## Goal of the exercise
Reproduce each line of the material exactly, minus any picture.

[START]

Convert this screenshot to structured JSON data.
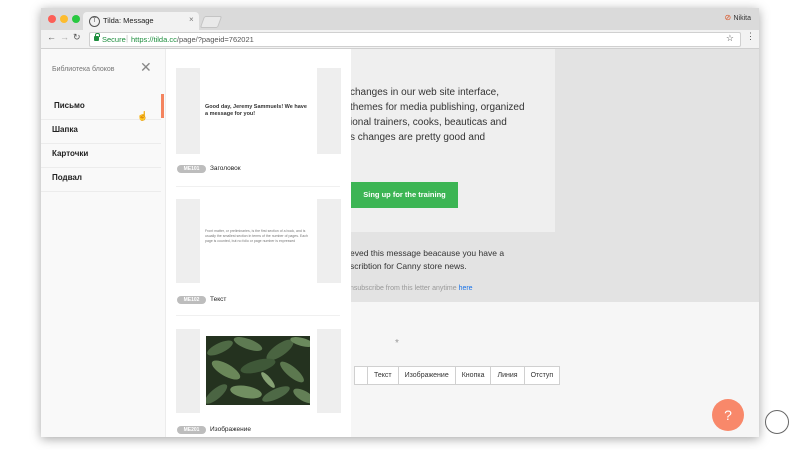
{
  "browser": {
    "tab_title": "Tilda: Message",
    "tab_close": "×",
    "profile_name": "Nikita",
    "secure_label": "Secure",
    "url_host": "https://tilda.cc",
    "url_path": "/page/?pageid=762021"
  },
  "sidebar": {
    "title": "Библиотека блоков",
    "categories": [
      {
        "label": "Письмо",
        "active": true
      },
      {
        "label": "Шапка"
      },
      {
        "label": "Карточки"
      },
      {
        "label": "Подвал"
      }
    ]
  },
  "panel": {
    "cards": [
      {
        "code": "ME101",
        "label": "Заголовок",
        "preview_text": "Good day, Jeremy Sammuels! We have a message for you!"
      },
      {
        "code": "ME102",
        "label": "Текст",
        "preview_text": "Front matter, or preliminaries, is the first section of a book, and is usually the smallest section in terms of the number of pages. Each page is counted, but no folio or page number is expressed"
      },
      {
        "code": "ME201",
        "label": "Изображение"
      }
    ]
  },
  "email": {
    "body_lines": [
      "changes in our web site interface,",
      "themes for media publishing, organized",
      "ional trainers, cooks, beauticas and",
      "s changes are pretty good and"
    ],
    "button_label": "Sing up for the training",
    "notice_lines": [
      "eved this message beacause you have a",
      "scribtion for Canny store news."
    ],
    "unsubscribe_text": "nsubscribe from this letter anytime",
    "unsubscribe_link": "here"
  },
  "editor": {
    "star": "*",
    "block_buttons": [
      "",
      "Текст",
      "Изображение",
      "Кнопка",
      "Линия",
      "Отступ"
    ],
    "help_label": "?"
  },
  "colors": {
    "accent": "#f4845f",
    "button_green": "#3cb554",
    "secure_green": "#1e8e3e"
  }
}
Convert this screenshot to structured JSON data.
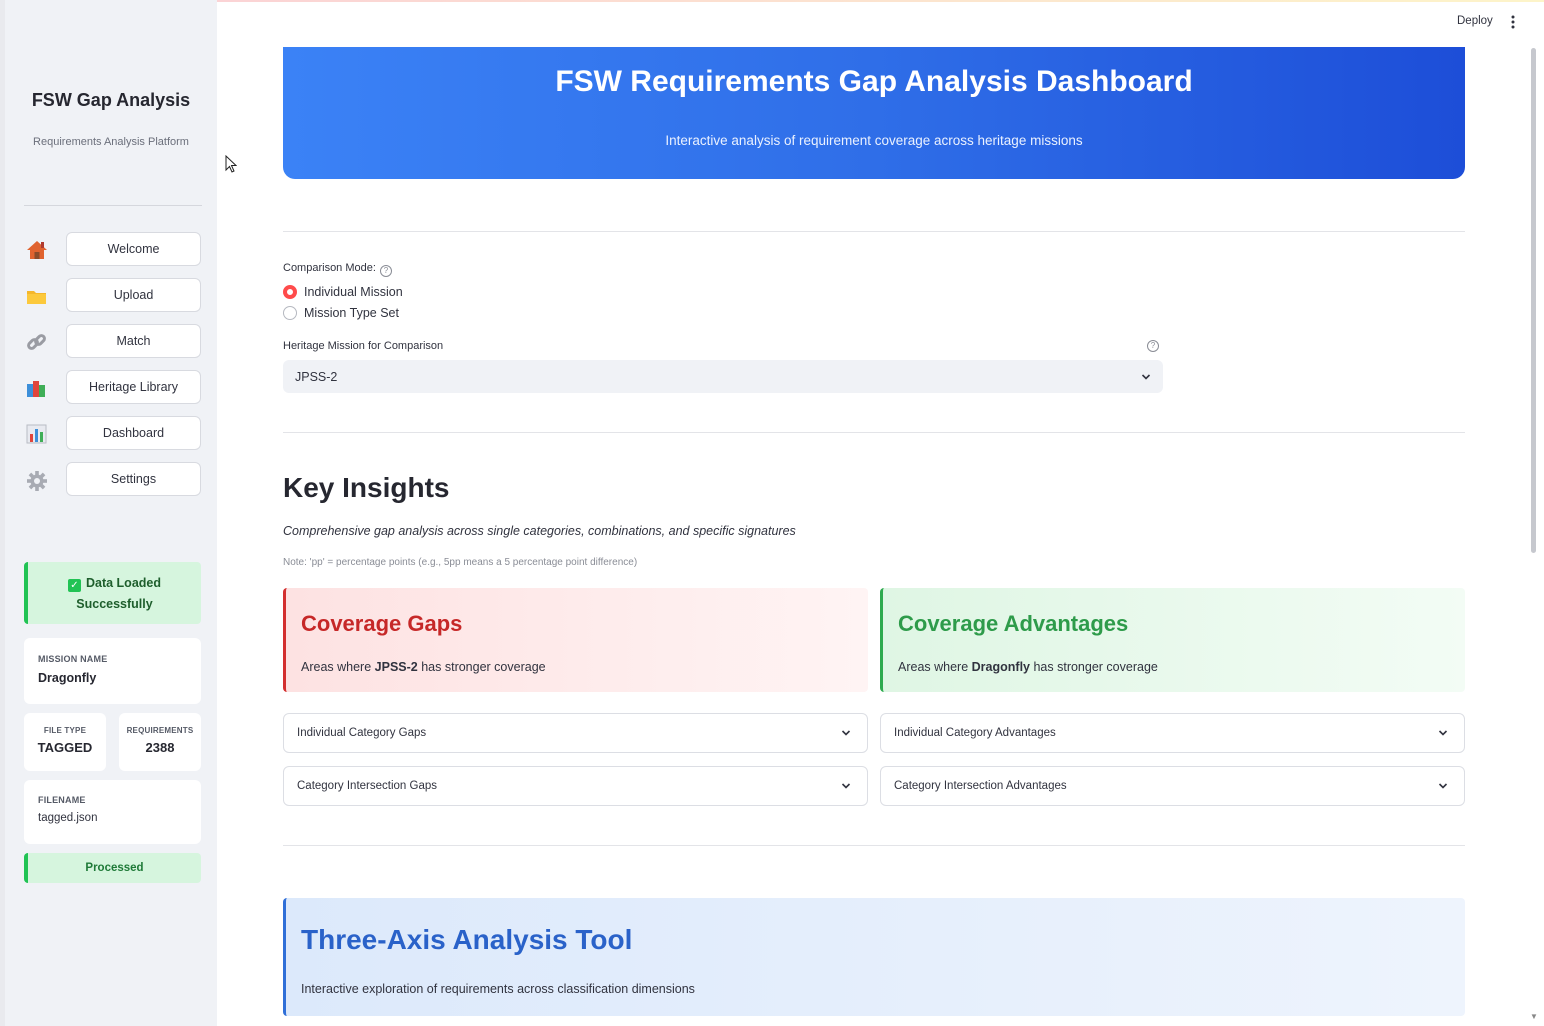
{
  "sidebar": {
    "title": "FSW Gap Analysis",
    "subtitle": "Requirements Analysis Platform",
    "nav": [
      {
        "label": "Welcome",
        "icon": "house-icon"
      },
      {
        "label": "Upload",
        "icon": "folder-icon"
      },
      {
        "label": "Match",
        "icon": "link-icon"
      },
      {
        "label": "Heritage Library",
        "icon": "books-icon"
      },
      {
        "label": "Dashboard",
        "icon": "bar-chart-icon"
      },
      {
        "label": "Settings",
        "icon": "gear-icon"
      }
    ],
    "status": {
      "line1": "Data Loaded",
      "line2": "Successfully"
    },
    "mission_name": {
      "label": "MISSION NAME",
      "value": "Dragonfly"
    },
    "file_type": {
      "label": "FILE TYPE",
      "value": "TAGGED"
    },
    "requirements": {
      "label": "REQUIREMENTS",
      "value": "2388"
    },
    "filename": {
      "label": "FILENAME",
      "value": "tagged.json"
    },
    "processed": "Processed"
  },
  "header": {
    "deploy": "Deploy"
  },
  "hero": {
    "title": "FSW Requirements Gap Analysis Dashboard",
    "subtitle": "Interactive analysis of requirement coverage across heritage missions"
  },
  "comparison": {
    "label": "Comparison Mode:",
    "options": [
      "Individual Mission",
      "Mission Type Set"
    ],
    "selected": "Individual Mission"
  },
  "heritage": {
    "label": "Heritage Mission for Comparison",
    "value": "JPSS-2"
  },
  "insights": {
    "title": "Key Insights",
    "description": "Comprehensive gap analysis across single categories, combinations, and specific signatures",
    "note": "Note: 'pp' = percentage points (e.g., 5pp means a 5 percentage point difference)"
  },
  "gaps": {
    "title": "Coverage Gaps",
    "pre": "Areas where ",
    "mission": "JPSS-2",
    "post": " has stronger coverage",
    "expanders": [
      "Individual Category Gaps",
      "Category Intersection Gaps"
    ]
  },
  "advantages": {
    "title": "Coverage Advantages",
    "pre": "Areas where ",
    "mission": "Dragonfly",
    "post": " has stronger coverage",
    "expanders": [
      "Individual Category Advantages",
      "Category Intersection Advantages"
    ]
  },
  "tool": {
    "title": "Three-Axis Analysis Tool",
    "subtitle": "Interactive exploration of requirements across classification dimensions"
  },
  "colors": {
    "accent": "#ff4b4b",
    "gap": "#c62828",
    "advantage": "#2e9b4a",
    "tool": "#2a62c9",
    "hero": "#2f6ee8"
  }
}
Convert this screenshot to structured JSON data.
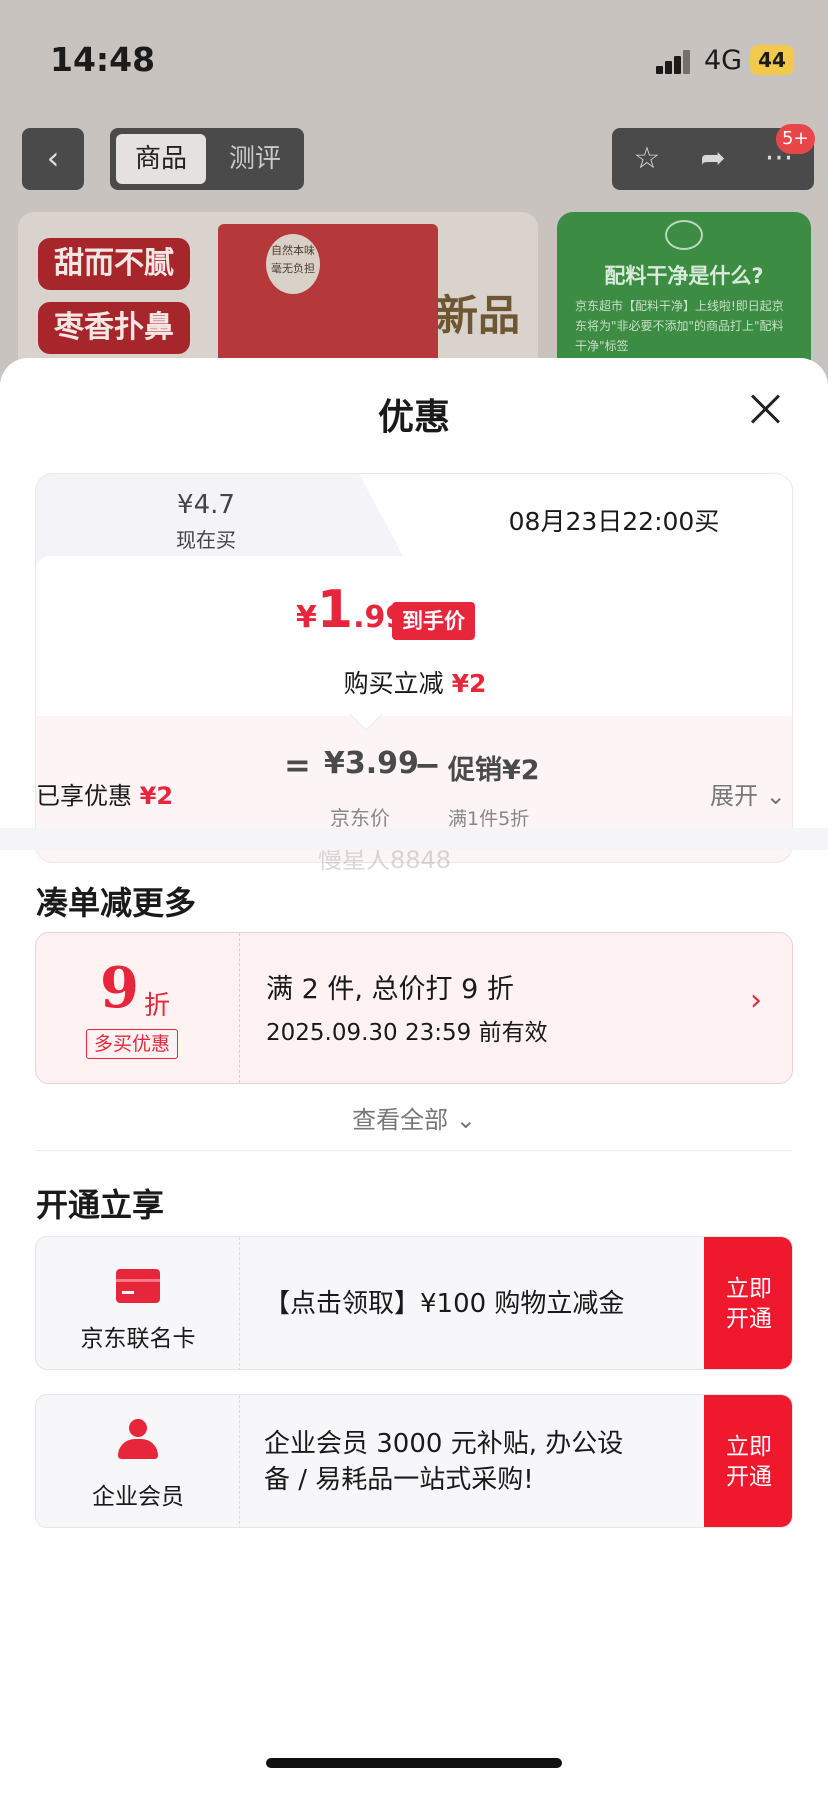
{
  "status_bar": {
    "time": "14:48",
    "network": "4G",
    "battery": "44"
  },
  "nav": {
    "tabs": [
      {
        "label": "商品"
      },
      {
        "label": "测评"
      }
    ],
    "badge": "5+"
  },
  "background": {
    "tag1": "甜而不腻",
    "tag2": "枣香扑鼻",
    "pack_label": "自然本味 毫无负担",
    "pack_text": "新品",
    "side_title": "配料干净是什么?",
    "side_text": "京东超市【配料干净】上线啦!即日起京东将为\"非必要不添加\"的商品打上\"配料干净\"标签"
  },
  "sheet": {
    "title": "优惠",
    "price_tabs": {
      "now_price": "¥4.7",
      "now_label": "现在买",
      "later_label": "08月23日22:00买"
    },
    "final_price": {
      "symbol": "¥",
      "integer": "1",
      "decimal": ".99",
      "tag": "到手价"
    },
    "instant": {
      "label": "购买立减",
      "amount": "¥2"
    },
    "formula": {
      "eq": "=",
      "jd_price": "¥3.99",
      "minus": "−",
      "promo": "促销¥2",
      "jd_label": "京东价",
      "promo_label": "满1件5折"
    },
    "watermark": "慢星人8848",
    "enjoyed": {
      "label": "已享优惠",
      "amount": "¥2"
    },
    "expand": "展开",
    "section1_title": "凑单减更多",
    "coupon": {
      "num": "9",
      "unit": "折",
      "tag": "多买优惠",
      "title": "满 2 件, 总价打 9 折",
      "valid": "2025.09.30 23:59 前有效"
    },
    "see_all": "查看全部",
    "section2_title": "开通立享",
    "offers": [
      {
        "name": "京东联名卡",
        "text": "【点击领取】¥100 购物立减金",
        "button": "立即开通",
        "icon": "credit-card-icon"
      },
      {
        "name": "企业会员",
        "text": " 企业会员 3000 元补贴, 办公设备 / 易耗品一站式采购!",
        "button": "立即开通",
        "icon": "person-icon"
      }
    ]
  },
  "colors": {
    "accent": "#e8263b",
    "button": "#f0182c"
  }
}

[END]

## Reply
Convert this screenshot to structured JSON data.
{
  "browser": {
    "tab_title": "Tilda: Message",
    "tab_close": "×",
    "profile_name": "Nikita",
    "secure_label": "Secure",
    "url_host": "https://tilda.cc",
    "url_path": "/page/?pageid=762021"
  },
  "sidebar": {
    "title": "Библиотека блоков",
    "categories": [
      {
        "label": "Письмо",
        "active": true
      },
      {
        "label": "Шапка"
      },
      {
        "label": "Карточки"
      },
      {
        "label": "Подвал"
      }
    ]
  },
  "panel": {
    "cards": [
      {
        "code": "ME101",
        "label": "Заголовок",
        "preview_text": "Good day, Jeremy Sammuels! We have a message for you!"
      },
      {
        "code": "ME102",
        "label": "Текст",
        "preview_text": "Front matter, or preliminaries, is the first section of a book, and is usually the smallest section in terms of the number of pages. Each page is counted, but no folio or page number is expressed"
      },
      {
        "code": "ME201",
        "label": "Изображение"
      }
    ]
  },
  "email": {
    "body_lines": [
      "changes in our web site interface,",
      "themes for media publishing, organized",
      "ional trainers, cooks, beauticas and",
      "s changes are pretty good and"
    ],
    "button_label": "Sing up for the training",
    "notice_lines": [
      "eved this message beacause you have a",
      "scribtion for Canny store news."
    ],
    "unsubscribe_text": "nsubscribe from this letter anytime",
    "unsubscribe_link": "here"
  },
  "editor": {
    "star": "*",
    "block_buttons": [
      "",
      "Текст",
      "Изображение",
      "Кнопка",
      "Линия",
      "Отступ"
    ],
    "help_label": "?"
  },
  "colors": {
    "accent": "#f4845f",
    "button_green": "#3cb554",
    "secure_green": "#1e8e3e"
  }
}
Convert this screenshot to structured JSON data.
{
  "sidebar": {
    "title": "FSW Gap Analysis",
    "subtitle": "Requirements Analysis Platform",
    "nav": [
      {
        "label": "Welcome",
        "icon": "house-icon"
      },
      {
        "label": "Upload",
        "icon": "folder-icon"
      },
      {
        "label": "Match",
        "icon": "link-icon"
      },
      {
        "label": "Heritage Library",
        "icon": "books-icon"
      },
      {
        "label": "Dashboard",
        "icon": "bar-chart-icon"
      },
      {
        "label": "Settings",
        "icon": "gear-icon"
      }
    ],
    "status": {
      "line1": "Data Loaded",
      "line2": "Successfully"
    },
    "mission_name": {
      "label": "MISSION NAME",
      "value": "Dragonfly"
    },
    "file_type": {
      "label": "FILE TYPE",
      "value": "TAGGED"
    },
    "requirements": {
      "label": "REQUIREMENTS",
      "value": "2388"
    },
    "filename": {
      "label": "FILENAME",
      "value": "tagged.json"
    },
    "processed": "Processed"
  },
  "header": {
    "deploy": "Deploy"
  },
  "hero": {
    "title": "FSW Requirements Gap Analysis Dashboard",
    "subtitle": "Interactive analysis of requirement coverage across heritage missions"
  },
  "comparison": {
    "label": "Comparison Mode:",
    "options": [
      "Individual Mission",
      "Mission Type Set"
    ],
    "selected": "Individual Mission"
  },
  "heritage": {
    "label": "Heritage Mission for Comparison",
    "value": "JPSS-2"
  },
  "insights": {
    "title": "Key Insights",
    "description": "Comprehensive gap analysis across single categories, combinations, and specific signatures",
    "note": "Note: 'pp' = percentage points (e.g., 5pp means a 5 percentage point difference)"
  },
  "gaps": {
    "title": "Coverage Gaps",
    "pre": "Areas where ",
    "mission": "JPSS-2",
    "post": " has stronger coverage",
    "expanders": [
      "Individual Category Gaps",
      "Category Intersection Gaps"
    ]
  },
  "advantages": {
    "title": "Coverage Advantages",
    "pre": "Areas where ",
    "mission": "Dragonfly",
    "post": " has stronger coverage",
    "expanders": [
      "Individual Category Advantages",
      "Category Intersection Advantages"
    ]
  },
  "tool": {
    "title": "Three-Axis Analysis Tool",
    "subtitle": "Interactive exploration of requirements across classification dimensions"
  },
  "colors": {
    "accent": "#ff4b4b",
    "gap": "#c62828",
    "advantage": "#2e9b4a",
    "tool": "#2a62c9",
    "hero": "#2f6ee8"
  }
}
Convert this screenshot to structured JSON data.
{
  "status_bar": {
    "time": "14:48",
    "network": "4G",
    "battery": "44"
  },
  "nav": {
    "tabs": [
      {
        "label": "商品"
      },
      {
        "label": "测评"
      }
    ],
    "badge": "5+"
  },
  "background": {
    "tag1": "甜而不腻",
    "tag2": "枣香扑鼻",
    "pack_label": "自然本味 毫无负担",
    "pack_text": "新品",
    "side_title": "配料干净是什么?",
    "side_text": "京东超市【配料干净】上线啦!即日起京东将为\"非必要不添加\"的商品打上\"配料干净\"标签"
  },
  "sheet": {
    "title": "优惠",
    "price_tabs": {
      "now_price": "¥4.7",
      "now_label": "现在买",
      "later_label": "08月23日22:00买"
    },
    "final_price": {
      "symbol": "¥",
      "integer": "1",
      "decimal": ".99",
      "tag": "到手价"
    },
    "instant": {
      "label": "购买立减",
      "amount": "¥2"
    },
    "formula": {
      "eq": "=",
      "jd_price": "¥3.99",
      "minus": "−",
      "promo": "促销¥2",
      "jd_label": "京东价",
      "promo_label": "满1件5折"
    },
    "watermark": "慢星人8848",
    "enjoyed": {
      "label": "已享优惠",
      "amount": "¥2"
    },
    "expand": "展开",
    "section1_title": "凑单减更多",
    "coupon": {
      "num": "9",
      "unit": "折",
      "tag": "多买优惠",
      "title": "满 2 件, 总价打 9 折",
      "valid": "2025.09.30 23:59 前有效"
    },
    "see_all": "查看全部",
    "section2_title": "开通立享",
    "offers": [
      {
        "name": "京东联名卡",
        "text": "【点击领取】¥100 购物立减金",
        "button": "立即开通",
        "icon": "credit-card-icon"
      },
      {
        "name": "企业会员",
        "text": " 企业会员 3000 元补贴, 办公设备 / 易耗品一站式采购!",
        "button": "立即开通",
        "icon": "person-icon"
      }
    ]
  },
  "colors": {
    "accent": "#e8263b",
    "button": "#f0182c"
  }
}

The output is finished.